■ Provided material:
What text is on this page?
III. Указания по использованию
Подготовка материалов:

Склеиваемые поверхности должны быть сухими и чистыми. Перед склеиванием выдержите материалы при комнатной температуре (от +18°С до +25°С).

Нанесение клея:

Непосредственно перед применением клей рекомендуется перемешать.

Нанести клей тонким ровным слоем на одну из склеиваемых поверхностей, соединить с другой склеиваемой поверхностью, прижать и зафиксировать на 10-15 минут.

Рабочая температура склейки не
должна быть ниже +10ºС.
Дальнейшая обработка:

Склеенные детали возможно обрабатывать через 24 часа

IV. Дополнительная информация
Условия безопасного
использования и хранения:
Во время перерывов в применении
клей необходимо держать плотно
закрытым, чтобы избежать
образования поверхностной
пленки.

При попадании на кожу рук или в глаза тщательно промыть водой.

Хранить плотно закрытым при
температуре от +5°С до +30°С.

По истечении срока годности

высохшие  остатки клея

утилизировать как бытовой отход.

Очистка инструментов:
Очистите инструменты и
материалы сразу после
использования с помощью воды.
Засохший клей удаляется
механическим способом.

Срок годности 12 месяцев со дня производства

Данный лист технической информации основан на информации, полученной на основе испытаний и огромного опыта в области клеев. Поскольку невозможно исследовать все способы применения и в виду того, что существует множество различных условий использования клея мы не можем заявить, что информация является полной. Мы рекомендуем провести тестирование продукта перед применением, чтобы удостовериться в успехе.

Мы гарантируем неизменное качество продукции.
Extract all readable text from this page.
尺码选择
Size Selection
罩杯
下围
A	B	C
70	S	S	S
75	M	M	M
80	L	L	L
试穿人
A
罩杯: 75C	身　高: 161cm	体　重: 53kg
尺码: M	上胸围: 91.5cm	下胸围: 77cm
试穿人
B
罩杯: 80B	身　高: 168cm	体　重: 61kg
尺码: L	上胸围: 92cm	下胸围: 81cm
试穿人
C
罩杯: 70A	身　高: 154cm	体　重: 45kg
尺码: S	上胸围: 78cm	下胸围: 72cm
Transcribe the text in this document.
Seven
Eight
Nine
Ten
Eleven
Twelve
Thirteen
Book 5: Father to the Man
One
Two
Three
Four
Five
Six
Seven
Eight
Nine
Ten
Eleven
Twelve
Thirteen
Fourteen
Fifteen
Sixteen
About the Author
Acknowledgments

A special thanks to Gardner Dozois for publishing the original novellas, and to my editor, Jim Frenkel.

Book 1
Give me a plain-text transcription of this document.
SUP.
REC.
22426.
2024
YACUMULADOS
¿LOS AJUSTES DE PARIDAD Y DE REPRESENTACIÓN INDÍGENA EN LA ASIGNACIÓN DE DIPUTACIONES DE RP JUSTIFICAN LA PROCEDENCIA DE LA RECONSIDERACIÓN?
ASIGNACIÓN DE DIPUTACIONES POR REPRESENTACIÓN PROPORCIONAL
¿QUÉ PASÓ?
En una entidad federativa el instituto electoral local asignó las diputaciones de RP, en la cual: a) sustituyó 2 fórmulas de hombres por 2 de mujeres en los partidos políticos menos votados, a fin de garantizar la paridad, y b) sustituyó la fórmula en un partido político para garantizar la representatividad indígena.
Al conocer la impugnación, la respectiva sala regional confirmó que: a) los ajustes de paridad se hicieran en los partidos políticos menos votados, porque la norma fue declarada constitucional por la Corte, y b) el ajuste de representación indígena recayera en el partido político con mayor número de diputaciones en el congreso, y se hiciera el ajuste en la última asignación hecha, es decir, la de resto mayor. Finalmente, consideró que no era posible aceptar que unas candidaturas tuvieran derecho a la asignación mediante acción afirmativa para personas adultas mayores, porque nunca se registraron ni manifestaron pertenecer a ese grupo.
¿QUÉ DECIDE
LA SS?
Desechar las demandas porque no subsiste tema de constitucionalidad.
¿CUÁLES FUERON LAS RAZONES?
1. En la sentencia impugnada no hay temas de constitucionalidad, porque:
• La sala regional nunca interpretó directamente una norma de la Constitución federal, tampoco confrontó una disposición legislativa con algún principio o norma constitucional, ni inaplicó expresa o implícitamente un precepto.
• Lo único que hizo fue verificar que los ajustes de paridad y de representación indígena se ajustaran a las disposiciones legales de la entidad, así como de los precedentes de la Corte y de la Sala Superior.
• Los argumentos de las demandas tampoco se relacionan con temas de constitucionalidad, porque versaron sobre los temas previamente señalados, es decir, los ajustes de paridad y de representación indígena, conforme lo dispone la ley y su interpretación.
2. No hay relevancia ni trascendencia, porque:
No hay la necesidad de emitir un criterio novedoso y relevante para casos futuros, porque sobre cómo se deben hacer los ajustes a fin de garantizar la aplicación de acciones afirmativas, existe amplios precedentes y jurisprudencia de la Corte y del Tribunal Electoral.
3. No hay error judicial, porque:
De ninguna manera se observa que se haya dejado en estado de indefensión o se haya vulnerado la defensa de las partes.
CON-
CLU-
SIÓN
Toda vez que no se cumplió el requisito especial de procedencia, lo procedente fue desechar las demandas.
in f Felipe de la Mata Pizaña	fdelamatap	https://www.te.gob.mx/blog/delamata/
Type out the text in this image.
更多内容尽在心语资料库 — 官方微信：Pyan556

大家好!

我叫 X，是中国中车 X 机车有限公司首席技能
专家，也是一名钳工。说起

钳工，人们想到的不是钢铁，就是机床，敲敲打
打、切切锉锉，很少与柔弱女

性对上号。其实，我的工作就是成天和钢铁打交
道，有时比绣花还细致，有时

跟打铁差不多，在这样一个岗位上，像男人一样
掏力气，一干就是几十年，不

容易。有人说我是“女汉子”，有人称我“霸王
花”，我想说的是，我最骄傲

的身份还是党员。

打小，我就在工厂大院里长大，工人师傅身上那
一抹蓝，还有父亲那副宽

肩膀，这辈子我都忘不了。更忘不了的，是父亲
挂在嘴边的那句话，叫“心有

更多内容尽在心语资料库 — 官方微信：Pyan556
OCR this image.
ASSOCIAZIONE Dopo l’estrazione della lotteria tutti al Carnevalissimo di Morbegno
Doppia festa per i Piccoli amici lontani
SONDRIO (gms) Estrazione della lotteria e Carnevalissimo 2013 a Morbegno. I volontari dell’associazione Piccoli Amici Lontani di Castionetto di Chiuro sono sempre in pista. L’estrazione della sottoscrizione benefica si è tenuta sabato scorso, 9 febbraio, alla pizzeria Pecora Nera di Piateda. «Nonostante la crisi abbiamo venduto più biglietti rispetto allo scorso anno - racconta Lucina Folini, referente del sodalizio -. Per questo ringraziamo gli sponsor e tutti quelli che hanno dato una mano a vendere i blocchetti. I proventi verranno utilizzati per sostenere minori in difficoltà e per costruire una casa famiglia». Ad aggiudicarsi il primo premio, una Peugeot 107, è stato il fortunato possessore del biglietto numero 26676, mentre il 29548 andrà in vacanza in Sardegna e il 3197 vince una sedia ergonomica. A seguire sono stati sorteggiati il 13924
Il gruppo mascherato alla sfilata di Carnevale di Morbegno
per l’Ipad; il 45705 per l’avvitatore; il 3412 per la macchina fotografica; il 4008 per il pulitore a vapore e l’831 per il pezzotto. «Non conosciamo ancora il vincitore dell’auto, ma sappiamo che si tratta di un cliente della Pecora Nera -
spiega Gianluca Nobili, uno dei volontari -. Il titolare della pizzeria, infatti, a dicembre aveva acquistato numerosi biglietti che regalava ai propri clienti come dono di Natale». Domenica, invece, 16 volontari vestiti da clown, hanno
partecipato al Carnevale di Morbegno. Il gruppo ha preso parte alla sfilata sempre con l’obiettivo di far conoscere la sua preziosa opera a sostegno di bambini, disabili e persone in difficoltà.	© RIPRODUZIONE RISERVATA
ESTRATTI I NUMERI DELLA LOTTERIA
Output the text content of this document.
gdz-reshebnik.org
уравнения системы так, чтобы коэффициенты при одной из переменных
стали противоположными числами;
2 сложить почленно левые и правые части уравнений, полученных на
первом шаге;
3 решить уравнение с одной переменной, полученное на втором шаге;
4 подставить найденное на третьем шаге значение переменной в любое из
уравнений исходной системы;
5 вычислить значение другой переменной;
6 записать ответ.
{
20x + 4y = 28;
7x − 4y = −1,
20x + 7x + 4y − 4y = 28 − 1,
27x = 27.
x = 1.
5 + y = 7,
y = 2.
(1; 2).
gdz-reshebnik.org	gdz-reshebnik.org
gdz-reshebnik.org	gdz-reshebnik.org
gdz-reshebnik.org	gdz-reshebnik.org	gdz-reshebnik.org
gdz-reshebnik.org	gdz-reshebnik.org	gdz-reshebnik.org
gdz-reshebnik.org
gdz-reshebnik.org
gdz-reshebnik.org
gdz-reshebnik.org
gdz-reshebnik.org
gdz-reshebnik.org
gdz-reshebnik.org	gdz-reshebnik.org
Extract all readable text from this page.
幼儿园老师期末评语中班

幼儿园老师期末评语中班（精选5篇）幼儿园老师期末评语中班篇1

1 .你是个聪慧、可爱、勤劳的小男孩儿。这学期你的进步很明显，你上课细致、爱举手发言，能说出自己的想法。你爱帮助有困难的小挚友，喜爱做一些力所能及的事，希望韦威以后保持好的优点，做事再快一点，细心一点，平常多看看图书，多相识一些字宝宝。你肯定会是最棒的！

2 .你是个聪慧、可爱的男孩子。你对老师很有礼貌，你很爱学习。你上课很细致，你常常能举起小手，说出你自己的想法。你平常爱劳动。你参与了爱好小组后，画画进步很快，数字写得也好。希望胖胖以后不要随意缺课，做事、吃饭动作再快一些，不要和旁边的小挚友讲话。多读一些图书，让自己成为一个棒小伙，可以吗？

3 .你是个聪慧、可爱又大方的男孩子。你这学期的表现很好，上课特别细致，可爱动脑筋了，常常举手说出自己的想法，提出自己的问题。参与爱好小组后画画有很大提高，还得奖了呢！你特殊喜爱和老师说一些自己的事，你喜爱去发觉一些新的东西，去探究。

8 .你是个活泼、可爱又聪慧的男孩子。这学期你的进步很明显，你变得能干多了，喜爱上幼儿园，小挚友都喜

■ Task statement:
Where does the word "другой" appear? Return each line that holds it.

■ The completed task:
Нанести клей тонким ровным слоем на одну из склеиваемых поверхностей, соединить с другой склеиваемой поверхностью, прижать и зафиксировать на 10-15 минут.
5 вычислить значение другой переменной;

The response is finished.